#### Document text
┌────────

Update README.md

66098af verified about 14 hours ago

7.17 kB

	---
	license: apache-2.0
	language:
	- en
	- es
	- pt
	- ru
	- fr
	- ja
	- ko
	- de
	- multilingual
	tags:
	- audio-generation
	- text-to-audio
	- text-to-speech
	- text-to-music
	- sound-effects
	- diffusion
	- multilingual
	library_name: transformers
	pipeline_tag: text-to-audio
	---

	# Dasheng-AudioGen-Multilingual

	[![arXiv](https://img.shields.io/badge/arXiv-Paper-b31b1b?logo=arxiv)](https://arxiv.org/abs/2605.27838)
	[![GitHub](https://img.shields.io/badge/GitHub-Code-181717?logo=github)](https://github.com/xiaomi-research/dasheng-audiogen)
	[![Hugging Face Model](https://img.shields.io/badge/HuggingFace-Model-orange?logo=huggingface)](https://huggingface.co/mispeech/Dasheng-AudioGen-Multilingual)

└────────

#### Stored rows
┌────────

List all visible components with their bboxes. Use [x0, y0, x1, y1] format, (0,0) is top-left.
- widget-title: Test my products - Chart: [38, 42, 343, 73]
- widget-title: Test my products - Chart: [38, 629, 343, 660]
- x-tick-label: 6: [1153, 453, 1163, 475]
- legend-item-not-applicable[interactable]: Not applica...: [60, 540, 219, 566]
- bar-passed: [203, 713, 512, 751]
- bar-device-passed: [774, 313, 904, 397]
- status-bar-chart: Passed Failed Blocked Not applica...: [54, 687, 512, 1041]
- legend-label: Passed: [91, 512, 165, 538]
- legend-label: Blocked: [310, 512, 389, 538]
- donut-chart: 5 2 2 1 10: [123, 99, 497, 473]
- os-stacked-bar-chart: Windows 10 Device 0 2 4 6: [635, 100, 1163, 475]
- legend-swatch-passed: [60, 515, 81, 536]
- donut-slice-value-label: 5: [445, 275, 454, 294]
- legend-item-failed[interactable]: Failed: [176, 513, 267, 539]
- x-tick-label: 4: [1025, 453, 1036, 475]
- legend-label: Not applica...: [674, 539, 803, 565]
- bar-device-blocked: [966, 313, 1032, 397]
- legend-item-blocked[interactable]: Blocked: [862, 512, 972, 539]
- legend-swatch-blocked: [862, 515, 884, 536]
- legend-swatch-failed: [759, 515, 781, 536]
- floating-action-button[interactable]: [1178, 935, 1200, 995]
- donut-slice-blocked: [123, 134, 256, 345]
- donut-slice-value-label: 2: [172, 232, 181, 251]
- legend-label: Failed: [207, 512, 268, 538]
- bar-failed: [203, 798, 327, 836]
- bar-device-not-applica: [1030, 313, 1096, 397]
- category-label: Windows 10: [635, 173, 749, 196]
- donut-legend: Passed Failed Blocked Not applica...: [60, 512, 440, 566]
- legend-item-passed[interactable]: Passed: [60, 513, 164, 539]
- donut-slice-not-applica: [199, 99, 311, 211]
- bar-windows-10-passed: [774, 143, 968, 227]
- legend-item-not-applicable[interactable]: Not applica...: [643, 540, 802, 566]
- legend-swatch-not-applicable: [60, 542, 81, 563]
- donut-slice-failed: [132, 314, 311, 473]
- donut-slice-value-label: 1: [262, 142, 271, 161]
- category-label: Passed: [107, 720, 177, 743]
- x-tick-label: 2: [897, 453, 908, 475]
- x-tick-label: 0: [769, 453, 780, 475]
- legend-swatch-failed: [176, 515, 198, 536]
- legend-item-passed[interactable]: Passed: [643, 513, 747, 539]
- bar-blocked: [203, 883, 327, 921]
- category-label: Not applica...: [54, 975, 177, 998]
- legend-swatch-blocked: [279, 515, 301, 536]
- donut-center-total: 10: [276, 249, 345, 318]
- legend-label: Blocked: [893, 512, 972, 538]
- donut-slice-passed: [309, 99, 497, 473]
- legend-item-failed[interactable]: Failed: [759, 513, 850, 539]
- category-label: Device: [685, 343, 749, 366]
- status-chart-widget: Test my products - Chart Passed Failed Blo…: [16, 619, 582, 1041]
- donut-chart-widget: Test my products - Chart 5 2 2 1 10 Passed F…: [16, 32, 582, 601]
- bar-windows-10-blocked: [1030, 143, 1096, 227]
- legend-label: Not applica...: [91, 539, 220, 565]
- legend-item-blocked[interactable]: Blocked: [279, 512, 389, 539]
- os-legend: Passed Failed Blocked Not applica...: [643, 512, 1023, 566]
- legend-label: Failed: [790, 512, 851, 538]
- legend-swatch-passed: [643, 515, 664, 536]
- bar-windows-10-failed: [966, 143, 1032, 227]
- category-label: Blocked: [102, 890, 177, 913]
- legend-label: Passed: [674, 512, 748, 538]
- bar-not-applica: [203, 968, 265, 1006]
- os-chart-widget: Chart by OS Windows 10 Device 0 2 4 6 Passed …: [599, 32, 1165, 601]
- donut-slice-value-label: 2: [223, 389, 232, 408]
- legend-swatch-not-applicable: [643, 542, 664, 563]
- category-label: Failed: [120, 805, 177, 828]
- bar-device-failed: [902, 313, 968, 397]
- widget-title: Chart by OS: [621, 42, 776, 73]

└────────

#### Task brief
Carry on writing the Dasheng-AudioGen-Multilingual README from the point where it stops. The entries are separate material and have nothing to do with the README.

#### Task output
	[![Hugging Face Demo](https://img.shields.io/badge/HuggingFace-Demo-orange?logo=huggingface)](https://huggingface.co/spaces/mispeech/Dasheng-AudioGen)
	[![Web Demo](https://img.shields.io/badge/Website-Demo-181717?logo=google-chrome)](https://nieeim.github.io/Dasheng-AudioGen-Web/)
	<!-- [![Open In Colab](https://colab.research.google.com/assets/colab-badge.svg)](https://colab.research.google.com/#fileId=https://huggingface.co/mispeech/Dasheng-AudioGen-Multilingual/resolve/main/notebook.ipynb) -->

	[English](./README.md) \| [中文](./README_zh.md)

	Dasheng-AudioGen-Multilingual is the multilingual variant of Dasheng-AudioGen, a unified audio generation model that can jointly synthesize intelligible speech, music, sound effects, and environmental acoustics from text descriptions.

	<p align="center">
	<video
	src="https://github.com/user-attachments/assets/497f5688-8731-4830-8ee7-b9cf4234d900"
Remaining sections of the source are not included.